* [Problem statement]: Using the records that follow, copy every line containing the word "about".

(Document content entries)
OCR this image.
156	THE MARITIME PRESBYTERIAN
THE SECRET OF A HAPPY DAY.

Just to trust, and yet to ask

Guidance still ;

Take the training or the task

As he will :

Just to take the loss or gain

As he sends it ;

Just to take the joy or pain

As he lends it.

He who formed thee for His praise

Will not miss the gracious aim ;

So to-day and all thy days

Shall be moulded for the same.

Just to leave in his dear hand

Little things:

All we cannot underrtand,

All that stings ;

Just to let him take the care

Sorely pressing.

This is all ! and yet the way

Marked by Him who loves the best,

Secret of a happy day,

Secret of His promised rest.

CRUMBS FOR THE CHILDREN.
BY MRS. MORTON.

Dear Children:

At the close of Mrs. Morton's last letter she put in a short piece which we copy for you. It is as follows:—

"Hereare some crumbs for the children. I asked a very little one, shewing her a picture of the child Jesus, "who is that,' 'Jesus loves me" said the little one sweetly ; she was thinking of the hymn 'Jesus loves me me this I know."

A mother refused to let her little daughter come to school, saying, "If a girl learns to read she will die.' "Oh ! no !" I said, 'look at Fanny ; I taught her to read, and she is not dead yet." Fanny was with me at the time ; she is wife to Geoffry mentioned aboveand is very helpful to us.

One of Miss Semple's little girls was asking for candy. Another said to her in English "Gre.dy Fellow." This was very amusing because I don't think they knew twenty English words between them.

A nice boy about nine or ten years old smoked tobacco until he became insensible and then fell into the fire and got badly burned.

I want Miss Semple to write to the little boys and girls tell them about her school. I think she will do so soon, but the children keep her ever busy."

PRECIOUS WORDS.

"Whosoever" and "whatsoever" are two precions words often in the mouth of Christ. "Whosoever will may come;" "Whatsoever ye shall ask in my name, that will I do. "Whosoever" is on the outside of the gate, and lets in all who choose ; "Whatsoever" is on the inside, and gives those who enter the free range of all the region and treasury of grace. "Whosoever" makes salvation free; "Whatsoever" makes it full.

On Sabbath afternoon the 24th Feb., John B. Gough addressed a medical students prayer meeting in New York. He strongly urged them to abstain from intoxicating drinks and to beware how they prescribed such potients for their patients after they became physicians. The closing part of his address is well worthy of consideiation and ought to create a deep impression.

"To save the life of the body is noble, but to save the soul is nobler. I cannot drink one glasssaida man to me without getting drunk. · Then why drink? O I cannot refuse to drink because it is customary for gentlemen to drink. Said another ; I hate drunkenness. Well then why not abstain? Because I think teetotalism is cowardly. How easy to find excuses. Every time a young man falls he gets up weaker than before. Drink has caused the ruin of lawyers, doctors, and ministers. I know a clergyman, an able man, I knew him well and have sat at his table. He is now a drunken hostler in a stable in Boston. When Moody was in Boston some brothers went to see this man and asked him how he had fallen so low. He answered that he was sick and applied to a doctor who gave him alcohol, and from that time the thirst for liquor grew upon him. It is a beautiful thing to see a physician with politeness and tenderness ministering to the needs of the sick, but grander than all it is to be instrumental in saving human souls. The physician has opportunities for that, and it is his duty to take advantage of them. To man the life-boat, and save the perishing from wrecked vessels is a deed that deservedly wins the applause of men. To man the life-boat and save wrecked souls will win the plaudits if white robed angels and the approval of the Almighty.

* [Solution]:
A nice boy about nine or ten years old smoked tobacco until he became insensible and then fell into the fire and got badly burned.
I want Miss Semple to write to the little boys and girls tell them about her school. I think she will do so soon, but the children keep her ever busy."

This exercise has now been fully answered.